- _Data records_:
::::::::

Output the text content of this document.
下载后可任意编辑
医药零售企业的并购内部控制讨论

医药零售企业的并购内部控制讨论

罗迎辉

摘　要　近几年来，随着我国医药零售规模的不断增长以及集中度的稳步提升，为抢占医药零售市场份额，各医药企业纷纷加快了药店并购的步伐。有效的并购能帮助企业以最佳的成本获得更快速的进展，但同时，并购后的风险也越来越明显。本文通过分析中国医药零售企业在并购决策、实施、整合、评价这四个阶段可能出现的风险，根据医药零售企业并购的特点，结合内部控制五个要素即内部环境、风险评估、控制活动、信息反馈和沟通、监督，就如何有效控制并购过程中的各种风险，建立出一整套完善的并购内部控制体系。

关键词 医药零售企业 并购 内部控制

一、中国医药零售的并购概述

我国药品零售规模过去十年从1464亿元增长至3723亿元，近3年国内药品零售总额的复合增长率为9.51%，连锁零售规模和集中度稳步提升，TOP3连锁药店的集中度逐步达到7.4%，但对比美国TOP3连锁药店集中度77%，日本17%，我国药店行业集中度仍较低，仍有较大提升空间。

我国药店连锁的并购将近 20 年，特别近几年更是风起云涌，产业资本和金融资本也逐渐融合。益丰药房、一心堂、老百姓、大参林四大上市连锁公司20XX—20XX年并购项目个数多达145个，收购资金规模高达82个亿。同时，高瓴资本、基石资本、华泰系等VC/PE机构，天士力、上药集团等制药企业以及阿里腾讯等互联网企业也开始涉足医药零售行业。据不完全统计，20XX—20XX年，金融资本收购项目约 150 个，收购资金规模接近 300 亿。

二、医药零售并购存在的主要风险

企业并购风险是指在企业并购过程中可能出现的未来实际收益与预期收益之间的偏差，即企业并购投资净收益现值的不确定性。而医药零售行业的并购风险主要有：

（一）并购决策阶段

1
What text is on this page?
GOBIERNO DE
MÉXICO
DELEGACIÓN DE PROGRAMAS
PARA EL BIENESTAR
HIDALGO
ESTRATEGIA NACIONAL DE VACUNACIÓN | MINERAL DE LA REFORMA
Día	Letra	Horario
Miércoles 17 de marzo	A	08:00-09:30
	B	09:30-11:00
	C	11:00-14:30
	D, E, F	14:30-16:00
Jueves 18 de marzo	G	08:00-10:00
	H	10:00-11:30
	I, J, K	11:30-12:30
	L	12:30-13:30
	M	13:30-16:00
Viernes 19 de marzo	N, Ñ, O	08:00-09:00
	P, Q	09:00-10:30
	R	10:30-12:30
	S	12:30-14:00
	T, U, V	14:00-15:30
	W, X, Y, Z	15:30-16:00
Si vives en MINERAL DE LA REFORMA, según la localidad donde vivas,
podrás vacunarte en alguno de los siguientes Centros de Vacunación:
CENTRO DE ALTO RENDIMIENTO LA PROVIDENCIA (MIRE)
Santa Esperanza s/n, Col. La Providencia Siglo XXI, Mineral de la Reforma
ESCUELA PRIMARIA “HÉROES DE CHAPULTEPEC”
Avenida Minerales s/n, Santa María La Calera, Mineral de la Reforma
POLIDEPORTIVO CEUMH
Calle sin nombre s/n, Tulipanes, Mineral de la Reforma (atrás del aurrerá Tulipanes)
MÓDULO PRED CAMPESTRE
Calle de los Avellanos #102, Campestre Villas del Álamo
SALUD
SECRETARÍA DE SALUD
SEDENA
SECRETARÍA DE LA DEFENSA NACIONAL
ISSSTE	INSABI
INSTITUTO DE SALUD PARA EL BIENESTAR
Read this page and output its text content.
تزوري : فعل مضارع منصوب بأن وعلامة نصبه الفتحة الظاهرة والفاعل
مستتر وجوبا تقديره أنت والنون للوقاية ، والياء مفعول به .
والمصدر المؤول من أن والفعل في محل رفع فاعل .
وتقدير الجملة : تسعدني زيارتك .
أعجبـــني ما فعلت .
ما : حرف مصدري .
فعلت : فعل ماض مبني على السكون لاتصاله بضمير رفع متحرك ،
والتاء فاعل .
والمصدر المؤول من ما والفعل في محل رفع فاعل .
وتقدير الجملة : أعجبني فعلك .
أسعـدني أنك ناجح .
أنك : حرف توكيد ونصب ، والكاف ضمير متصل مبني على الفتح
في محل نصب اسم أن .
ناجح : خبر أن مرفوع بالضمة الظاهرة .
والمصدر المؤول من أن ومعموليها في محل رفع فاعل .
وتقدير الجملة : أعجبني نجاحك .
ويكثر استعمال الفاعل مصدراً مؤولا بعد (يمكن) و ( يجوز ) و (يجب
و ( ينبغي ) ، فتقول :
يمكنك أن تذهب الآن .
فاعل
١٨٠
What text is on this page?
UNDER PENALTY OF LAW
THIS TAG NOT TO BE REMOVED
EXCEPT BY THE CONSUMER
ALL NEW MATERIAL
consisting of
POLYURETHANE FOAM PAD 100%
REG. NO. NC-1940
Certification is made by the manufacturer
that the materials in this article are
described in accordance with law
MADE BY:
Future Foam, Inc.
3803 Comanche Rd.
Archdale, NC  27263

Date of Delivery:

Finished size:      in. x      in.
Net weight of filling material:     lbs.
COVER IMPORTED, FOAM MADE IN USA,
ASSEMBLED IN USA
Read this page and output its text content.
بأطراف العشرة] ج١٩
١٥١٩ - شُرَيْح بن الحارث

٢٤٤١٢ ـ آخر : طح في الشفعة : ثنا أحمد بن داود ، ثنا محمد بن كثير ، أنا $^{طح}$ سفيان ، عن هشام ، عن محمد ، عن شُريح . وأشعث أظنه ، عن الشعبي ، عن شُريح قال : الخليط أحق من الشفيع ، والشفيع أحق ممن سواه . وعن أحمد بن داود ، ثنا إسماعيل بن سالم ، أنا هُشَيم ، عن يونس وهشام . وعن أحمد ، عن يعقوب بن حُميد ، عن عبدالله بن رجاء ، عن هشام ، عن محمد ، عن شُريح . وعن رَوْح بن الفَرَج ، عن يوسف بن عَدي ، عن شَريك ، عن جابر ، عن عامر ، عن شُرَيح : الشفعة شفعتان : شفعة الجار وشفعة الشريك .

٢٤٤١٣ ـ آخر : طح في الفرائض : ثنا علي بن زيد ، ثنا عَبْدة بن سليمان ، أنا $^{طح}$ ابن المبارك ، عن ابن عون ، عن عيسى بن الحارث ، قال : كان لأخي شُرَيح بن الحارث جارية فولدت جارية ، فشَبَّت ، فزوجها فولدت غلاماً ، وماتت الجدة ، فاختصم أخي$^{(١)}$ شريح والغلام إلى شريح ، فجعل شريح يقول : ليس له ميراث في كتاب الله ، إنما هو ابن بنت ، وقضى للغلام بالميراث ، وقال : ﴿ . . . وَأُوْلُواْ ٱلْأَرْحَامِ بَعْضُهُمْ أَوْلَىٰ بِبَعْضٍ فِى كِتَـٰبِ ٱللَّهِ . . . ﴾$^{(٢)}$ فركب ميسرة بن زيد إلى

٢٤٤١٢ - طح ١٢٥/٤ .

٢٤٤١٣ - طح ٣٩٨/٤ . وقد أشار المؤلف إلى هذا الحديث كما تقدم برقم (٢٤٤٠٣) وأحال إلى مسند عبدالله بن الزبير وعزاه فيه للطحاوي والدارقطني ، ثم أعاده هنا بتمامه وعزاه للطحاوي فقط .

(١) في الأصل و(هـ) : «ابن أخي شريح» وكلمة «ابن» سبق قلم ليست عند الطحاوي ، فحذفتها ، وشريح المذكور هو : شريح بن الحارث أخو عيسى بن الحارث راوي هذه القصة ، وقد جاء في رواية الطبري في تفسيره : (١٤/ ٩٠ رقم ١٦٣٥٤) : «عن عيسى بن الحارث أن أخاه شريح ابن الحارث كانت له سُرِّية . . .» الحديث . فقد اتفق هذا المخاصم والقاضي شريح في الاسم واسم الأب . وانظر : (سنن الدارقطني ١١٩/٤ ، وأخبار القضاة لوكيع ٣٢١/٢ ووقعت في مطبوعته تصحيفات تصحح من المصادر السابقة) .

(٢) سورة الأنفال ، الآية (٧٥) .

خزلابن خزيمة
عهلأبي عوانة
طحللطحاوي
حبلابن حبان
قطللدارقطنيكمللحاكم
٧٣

::::::::

Pull out and copy each line containing the string "المؤول".

- _COMPLETE RESPONSE_:
والمصدر المؤول من أن والفعل في محل رفع فاعل .
والمصدر المؤول من ما والفعل في محل رفع فاعل .
والمصدر المؤول من أن ومعموليها في محل رفع فاعل .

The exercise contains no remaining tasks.